**WRITTEN PROBLEM:** Reproduce the records. Keep every word exact and include no images.
-- INPUT DATA start --
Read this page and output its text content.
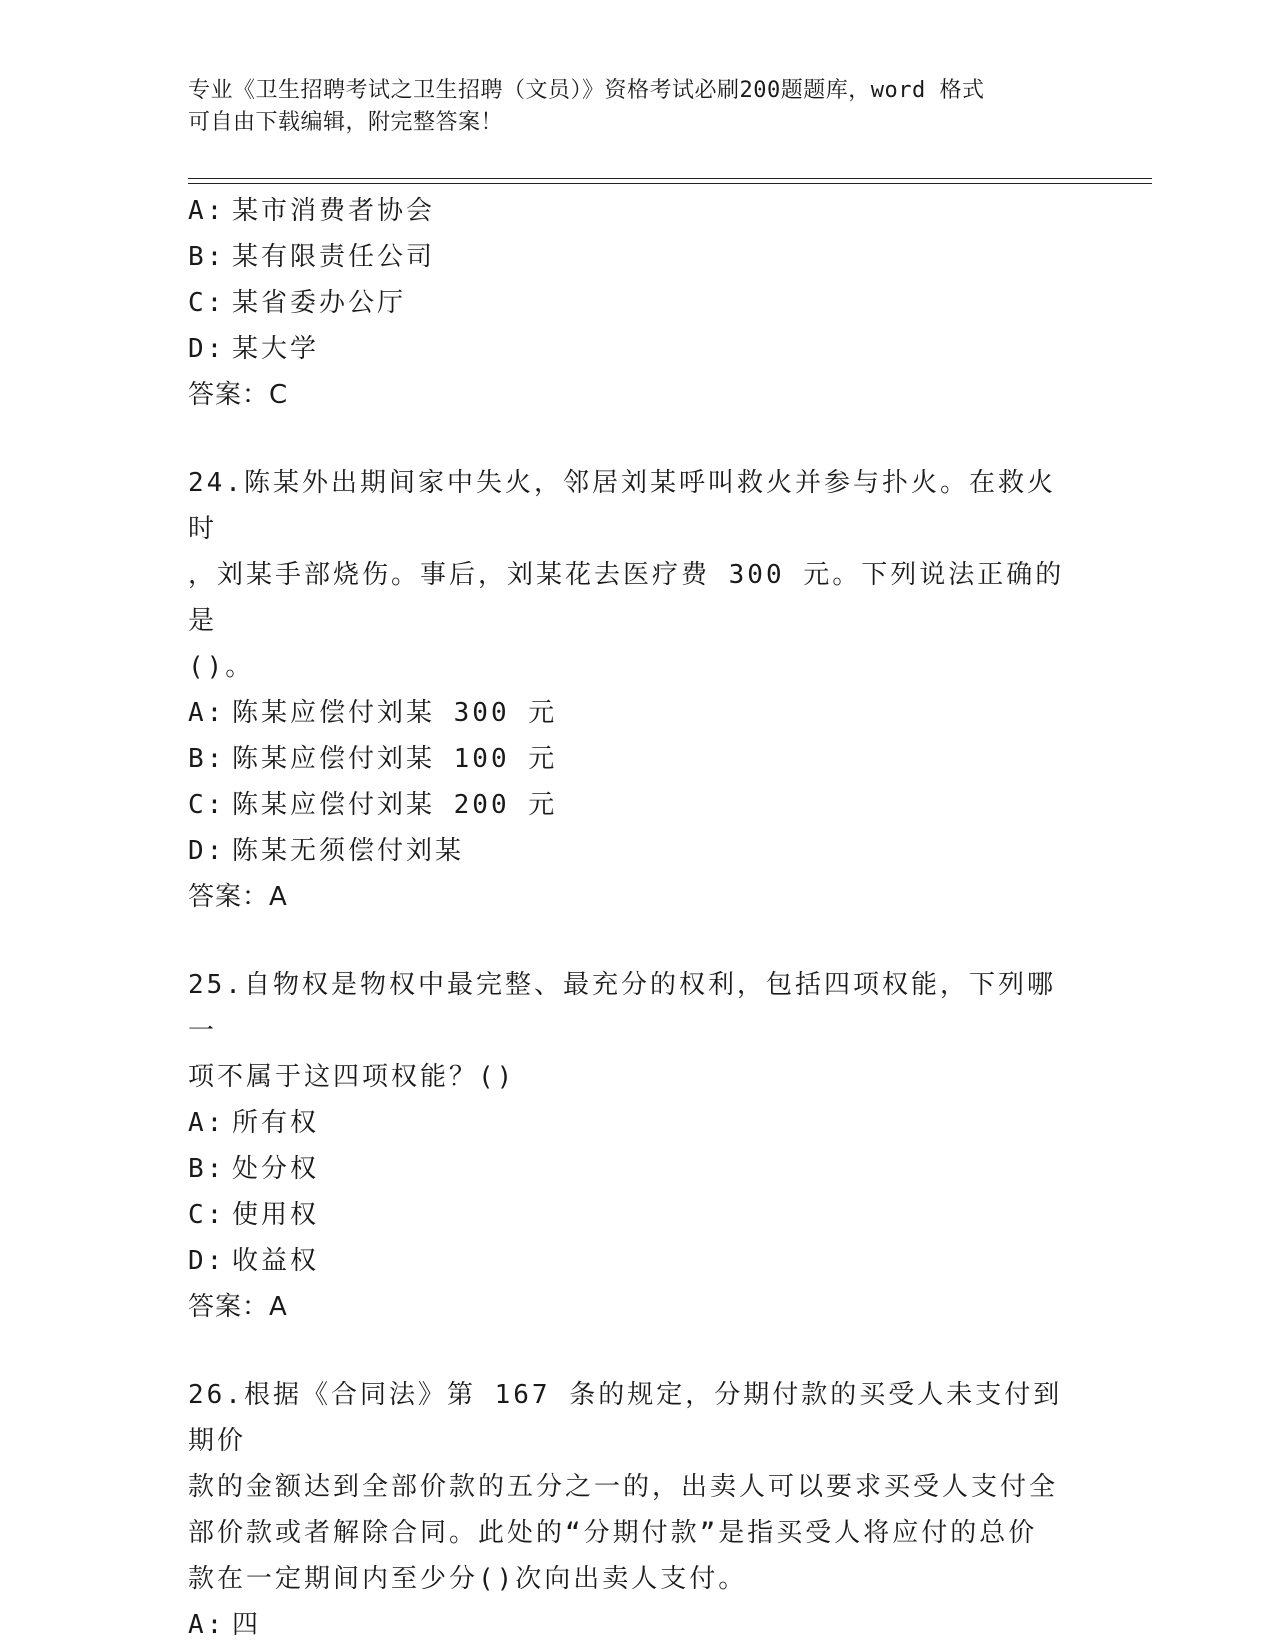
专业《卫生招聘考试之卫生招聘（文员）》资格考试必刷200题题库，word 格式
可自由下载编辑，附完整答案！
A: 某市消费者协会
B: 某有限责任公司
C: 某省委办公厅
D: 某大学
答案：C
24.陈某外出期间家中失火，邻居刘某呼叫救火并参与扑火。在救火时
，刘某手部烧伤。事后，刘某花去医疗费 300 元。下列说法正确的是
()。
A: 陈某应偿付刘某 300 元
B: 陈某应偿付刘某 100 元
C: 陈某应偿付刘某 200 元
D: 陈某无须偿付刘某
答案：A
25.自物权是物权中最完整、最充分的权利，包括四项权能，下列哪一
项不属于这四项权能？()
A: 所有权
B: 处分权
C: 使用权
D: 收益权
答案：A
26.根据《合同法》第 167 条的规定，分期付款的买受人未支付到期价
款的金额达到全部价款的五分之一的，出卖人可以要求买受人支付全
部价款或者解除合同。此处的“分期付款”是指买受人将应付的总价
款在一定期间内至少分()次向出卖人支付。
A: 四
-- INPUT DATA end --
**RESPONSE TO THIS TASK:**
Read this page and output its text content.
专业《卫生招聘考试之卫生招聘（文员）》资格考试必刷200题题库，word 格式
可自由下载编辑，附完整答案！
A: 某市消费者协会
B: 某有限责任公司
C: 某省委办公厅
D: 某大学
答案：C
24.陈某外出期间家中失火，邻居刘某呼叫救火并参与扑火。在救火时
，刘某手部烧伤。事后，刘某花去医疗费 300 元。下列说法正确的是
()。
A: 陈某应偿付刘某 300 元
B: 陈某应偿付刘某 100 元
C: 陈某应偿付刘某 200 元
D: 陈某无须偿付刘某
答案：A
25.自物权是物权中最完整、最充分的权利，包括四项权能，下列哪一
项不属于这四项权能？()
A: 所有权
B: 处分权
C: 使用权
D: 收益权
答案：A
26.根据《合同法》第 167 条的规定，分期付款的买受人未支付到期价
款的金额达到全部价款的五分之一的，出卖人可以要求买受人支付全
部价款或者解除合同。此处的“分期付款”是指买受人将应付的总价
款在一定期间内至少分()次向出卖人支付。
A: 四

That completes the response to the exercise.